The output consists only of the lines from the one with "Type out the text in this image." through the end of the records, each printed exactly, and contains no pictures.

# Exercise data:
- - -
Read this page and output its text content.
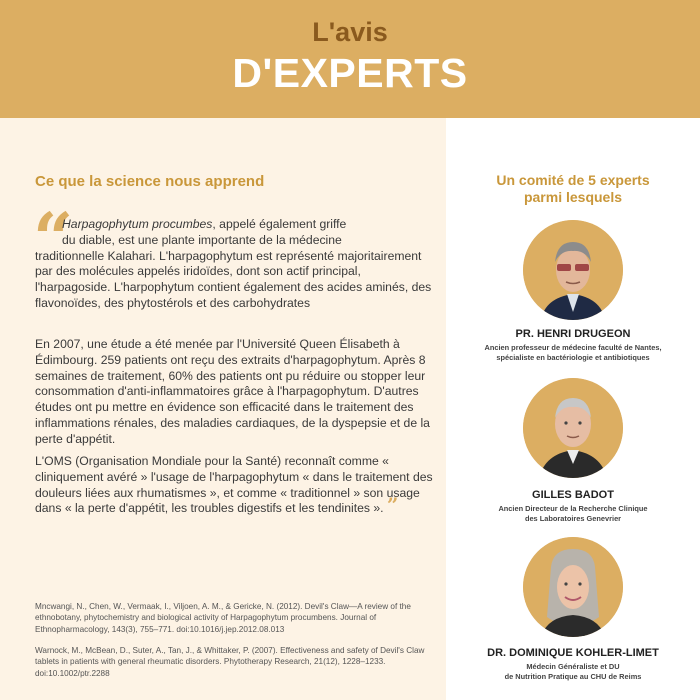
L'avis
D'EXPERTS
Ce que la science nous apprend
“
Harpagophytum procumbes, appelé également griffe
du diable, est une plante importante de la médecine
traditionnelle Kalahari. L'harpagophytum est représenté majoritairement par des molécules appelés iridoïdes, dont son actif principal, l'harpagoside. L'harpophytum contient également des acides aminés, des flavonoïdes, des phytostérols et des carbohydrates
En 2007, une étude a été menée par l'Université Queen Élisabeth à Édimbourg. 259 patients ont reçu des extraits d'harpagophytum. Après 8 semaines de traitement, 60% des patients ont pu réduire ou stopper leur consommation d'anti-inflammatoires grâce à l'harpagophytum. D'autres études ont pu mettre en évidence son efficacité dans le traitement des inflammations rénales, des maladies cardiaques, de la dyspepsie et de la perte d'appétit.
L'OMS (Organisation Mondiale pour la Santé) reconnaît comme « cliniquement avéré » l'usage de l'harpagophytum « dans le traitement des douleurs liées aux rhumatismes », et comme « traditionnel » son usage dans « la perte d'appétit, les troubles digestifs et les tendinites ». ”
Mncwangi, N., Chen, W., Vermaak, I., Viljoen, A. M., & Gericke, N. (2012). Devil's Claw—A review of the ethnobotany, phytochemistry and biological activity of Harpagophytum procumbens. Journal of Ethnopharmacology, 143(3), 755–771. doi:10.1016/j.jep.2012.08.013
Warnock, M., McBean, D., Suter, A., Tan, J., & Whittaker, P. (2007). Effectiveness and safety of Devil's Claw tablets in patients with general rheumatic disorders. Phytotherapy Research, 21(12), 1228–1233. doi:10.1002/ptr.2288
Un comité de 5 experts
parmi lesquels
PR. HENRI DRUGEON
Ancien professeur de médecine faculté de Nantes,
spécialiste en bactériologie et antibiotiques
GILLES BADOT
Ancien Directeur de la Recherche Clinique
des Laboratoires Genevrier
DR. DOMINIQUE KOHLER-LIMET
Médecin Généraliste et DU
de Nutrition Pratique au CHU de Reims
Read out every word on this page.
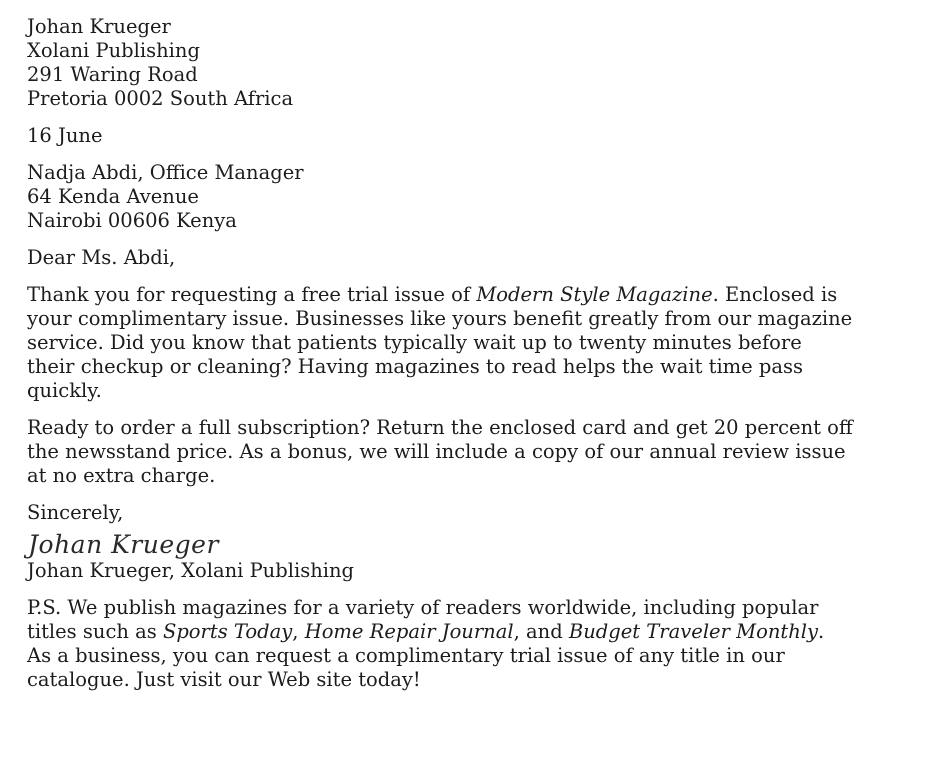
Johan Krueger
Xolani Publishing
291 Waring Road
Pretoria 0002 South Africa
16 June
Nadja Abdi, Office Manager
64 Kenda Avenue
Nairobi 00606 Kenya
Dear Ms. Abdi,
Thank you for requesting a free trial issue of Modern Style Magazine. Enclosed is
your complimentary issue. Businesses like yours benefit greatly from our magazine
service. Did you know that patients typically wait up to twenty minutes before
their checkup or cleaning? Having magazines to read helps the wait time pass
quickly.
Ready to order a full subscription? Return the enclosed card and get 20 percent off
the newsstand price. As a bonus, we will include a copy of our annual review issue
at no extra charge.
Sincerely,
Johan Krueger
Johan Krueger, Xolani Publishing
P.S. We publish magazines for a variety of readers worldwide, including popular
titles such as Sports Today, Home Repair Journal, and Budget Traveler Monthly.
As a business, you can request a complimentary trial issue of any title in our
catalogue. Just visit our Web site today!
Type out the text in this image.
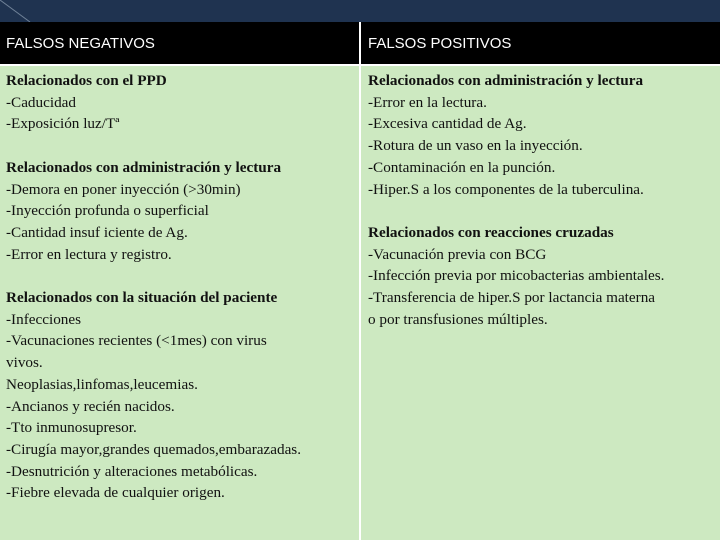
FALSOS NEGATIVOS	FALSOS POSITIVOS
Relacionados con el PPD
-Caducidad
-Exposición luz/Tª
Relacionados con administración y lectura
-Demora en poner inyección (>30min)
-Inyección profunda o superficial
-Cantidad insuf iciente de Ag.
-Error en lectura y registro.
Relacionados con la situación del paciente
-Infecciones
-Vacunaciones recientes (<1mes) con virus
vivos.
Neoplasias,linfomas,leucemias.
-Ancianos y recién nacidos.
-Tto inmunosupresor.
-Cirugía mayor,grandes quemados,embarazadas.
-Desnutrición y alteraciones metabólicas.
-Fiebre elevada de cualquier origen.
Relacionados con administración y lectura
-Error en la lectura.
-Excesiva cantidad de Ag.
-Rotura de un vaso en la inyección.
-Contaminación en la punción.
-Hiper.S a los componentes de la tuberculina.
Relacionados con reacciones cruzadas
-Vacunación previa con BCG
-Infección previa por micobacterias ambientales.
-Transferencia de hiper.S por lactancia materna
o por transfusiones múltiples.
- - -
# Written solution:
Type out the text in this image.
FALSOS NEGATIVOS	FALSOS POSITIVOS
Relacionados con el PPD
-Caducidad
-Exposición luz/Tª
Relacionados con administración y lectura
-Demora en poner inyección (>30min)
-Inyección profunda o superficial
-Cantidad insuf iciente de Ag.
-Error en lectura y registro.
Relacionados con la situación del paciente
-Infecciones
-Vacunaciones recientes (<1mes) con virus
vivos.
Neoplasias,linfomas,leucemias.
-Ancianos y recién nacidos.
-Tto inmunosupresor.
-Cirugía mayor,grandes quemados,embarazadas.
-Desnutrición y alteraciones metabólicas.
-Fiebre elevada de cualquier origen.
Relacionados con administración y lectura
-Error en la lectura.
-Excesiva cantidad de Ag.
-Rotura de un vaso en la inyección.
-Contaminación en la punción.
-Hiper.S a los componentes de la tuberculina.
Relacionados con reacciones cruzadas
-Vacunación previa con BCG
-Infección previa por micobacterias ambientales.
-Transferencia de hiper.S por lactancia materna
o por transfusiones múltiples.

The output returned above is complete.